[start of Data supplied]

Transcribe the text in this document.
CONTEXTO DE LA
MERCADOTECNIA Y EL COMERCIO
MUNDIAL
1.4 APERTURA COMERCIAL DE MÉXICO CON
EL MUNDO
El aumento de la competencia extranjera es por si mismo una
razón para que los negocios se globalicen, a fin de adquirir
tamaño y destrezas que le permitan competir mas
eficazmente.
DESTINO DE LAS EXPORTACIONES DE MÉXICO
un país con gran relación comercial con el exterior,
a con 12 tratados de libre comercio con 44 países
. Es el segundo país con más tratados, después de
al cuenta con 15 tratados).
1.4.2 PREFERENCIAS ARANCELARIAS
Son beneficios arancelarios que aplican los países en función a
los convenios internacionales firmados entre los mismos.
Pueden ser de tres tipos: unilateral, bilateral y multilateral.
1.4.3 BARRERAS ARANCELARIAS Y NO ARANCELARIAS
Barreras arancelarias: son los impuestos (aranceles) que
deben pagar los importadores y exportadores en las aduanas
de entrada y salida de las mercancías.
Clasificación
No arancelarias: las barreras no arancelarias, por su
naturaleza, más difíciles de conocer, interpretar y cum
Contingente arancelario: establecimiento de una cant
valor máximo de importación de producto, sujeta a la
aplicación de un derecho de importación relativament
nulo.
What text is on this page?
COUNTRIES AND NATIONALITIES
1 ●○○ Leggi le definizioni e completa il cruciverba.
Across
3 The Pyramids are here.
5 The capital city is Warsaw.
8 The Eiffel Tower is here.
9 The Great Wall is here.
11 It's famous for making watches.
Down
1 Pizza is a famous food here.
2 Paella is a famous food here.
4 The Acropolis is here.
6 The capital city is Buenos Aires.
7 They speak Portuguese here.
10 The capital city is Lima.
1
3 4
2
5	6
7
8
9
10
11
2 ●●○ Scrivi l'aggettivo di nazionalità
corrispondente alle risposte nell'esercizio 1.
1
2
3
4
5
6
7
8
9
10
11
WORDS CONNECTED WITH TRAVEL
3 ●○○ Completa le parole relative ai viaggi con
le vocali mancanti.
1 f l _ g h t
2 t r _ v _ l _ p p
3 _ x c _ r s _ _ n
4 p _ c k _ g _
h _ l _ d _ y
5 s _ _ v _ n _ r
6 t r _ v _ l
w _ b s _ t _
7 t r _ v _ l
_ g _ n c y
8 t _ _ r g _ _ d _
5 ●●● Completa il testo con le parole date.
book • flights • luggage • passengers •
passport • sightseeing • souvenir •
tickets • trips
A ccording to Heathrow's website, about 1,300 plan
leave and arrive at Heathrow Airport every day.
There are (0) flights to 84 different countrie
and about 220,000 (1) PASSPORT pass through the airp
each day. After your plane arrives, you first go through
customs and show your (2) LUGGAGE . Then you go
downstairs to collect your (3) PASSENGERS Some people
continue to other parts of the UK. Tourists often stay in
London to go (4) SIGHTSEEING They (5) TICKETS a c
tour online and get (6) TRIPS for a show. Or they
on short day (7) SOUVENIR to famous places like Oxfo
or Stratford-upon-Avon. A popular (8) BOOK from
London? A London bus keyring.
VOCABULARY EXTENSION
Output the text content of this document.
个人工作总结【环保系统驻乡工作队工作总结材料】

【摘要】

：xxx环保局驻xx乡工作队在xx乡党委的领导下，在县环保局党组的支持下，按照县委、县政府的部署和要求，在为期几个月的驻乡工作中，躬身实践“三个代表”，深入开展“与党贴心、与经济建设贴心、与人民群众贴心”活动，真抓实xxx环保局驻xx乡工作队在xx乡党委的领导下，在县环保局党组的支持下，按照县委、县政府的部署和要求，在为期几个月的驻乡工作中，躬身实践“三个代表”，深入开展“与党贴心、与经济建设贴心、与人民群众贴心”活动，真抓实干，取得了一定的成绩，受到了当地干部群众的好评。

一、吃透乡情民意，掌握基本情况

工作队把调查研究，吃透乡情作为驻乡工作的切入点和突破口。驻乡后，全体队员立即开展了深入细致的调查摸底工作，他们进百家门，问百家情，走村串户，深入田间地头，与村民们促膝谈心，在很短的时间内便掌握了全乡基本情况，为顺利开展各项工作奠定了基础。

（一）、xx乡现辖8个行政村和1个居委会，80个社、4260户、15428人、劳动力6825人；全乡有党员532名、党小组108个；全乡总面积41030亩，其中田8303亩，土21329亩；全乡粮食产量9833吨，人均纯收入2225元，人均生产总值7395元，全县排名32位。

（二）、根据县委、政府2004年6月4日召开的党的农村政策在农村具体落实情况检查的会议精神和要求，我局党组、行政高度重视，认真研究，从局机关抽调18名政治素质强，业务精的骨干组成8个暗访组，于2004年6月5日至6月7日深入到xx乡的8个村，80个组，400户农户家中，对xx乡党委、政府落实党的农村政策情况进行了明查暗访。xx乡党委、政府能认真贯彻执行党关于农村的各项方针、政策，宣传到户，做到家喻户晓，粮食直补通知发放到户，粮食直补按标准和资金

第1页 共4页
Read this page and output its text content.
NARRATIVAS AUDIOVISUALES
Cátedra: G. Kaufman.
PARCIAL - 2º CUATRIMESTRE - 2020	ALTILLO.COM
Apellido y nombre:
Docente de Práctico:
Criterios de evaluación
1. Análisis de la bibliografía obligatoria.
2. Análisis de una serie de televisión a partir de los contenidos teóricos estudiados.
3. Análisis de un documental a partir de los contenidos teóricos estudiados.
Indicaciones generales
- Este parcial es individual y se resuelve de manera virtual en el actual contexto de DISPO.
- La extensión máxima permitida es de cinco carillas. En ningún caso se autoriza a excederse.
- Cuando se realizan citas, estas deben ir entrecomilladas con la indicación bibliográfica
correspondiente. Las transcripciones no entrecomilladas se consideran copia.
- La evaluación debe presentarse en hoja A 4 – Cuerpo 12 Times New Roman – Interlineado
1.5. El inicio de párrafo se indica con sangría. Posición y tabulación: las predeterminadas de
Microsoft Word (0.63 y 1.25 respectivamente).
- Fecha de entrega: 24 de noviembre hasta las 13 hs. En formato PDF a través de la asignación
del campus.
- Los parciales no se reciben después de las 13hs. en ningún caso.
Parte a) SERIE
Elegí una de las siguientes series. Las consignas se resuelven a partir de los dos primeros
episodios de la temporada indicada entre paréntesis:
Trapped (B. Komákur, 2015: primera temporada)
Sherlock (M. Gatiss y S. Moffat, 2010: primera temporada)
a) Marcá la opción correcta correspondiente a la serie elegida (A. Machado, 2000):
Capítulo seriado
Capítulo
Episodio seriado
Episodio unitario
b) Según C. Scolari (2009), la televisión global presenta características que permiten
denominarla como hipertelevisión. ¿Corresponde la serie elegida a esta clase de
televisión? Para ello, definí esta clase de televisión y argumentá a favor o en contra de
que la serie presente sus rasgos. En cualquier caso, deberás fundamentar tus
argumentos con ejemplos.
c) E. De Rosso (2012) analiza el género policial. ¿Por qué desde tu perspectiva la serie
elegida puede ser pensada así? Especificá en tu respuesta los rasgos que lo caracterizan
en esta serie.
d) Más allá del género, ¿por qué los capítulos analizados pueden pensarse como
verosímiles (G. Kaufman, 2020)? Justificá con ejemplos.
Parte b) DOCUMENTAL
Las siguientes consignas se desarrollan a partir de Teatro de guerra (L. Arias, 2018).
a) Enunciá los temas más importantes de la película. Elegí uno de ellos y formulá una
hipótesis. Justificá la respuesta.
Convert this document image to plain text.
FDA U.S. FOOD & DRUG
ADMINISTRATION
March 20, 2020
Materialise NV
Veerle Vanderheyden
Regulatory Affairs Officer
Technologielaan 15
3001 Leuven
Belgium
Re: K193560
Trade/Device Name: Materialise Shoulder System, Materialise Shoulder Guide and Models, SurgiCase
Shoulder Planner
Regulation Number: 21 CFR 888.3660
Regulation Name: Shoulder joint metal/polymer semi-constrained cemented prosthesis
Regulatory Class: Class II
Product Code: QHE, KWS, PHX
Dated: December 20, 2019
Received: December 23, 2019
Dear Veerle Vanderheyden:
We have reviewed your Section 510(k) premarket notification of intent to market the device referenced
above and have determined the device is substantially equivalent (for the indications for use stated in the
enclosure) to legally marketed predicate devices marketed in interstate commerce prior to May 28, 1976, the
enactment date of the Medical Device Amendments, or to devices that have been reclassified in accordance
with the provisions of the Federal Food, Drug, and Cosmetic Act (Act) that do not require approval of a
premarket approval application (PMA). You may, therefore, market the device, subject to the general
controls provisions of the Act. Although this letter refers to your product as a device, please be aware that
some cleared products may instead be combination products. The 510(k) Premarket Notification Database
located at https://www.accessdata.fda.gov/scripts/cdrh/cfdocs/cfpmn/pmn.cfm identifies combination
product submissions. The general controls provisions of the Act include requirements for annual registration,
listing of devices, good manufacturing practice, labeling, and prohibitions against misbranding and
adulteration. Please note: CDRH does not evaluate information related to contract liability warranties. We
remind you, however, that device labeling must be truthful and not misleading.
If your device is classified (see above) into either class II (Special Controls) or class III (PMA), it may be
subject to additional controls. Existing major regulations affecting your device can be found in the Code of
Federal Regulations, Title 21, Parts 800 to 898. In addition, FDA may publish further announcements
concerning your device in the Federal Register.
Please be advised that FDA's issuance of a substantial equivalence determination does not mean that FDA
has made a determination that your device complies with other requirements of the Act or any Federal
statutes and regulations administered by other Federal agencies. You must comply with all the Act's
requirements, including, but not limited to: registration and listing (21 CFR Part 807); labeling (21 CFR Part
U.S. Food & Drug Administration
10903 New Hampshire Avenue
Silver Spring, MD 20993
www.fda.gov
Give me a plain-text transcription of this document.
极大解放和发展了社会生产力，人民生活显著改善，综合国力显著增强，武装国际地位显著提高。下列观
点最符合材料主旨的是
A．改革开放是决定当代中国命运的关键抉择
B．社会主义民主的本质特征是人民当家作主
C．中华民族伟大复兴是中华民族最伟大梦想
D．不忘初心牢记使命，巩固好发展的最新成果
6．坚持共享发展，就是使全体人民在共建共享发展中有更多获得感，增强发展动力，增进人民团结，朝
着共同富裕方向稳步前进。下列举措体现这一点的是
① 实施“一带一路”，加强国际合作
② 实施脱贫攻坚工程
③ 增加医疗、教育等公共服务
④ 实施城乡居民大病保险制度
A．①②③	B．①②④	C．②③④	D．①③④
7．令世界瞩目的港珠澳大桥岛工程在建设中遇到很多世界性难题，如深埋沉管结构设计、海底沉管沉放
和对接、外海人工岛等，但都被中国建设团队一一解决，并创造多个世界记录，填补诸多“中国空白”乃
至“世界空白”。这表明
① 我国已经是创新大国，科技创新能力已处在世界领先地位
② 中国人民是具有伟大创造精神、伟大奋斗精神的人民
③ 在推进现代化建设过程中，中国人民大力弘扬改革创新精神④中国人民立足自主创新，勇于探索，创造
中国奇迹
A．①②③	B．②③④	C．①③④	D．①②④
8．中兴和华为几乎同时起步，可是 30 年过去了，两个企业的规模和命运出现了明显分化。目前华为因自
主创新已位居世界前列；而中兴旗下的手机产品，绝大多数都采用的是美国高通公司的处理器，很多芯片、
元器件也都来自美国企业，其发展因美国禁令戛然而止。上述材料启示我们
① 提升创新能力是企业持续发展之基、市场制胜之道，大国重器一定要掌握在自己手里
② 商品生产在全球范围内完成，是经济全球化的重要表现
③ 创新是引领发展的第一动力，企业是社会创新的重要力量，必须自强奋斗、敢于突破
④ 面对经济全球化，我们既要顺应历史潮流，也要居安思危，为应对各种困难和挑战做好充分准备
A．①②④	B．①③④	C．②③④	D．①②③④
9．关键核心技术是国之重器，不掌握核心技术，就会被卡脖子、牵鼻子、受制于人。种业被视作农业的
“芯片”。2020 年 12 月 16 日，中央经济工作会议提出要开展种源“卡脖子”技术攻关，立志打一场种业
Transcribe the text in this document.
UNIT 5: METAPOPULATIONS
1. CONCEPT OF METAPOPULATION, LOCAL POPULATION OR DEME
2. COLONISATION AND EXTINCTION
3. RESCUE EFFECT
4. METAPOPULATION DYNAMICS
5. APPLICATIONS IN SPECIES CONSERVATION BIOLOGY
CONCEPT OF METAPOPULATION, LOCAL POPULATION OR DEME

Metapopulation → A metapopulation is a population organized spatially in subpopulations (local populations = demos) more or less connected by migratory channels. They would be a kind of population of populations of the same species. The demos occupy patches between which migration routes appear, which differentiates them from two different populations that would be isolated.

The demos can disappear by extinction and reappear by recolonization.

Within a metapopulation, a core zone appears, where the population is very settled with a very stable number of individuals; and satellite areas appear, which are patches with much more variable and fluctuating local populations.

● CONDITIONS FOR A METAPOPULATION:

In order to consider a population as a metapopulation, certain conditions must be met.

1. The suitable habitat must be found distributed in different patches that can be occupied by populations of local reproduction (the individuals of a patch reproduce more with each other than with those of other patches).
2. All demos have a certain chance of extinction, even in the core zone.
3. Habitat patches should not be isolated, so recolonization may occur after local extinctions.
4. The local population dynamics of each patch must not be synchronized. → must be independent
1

[end of Data supplied]

Stated exercise:
Read the data above and count the lines that include "entrecomilladas". Answer only with the count.

Correct output:
2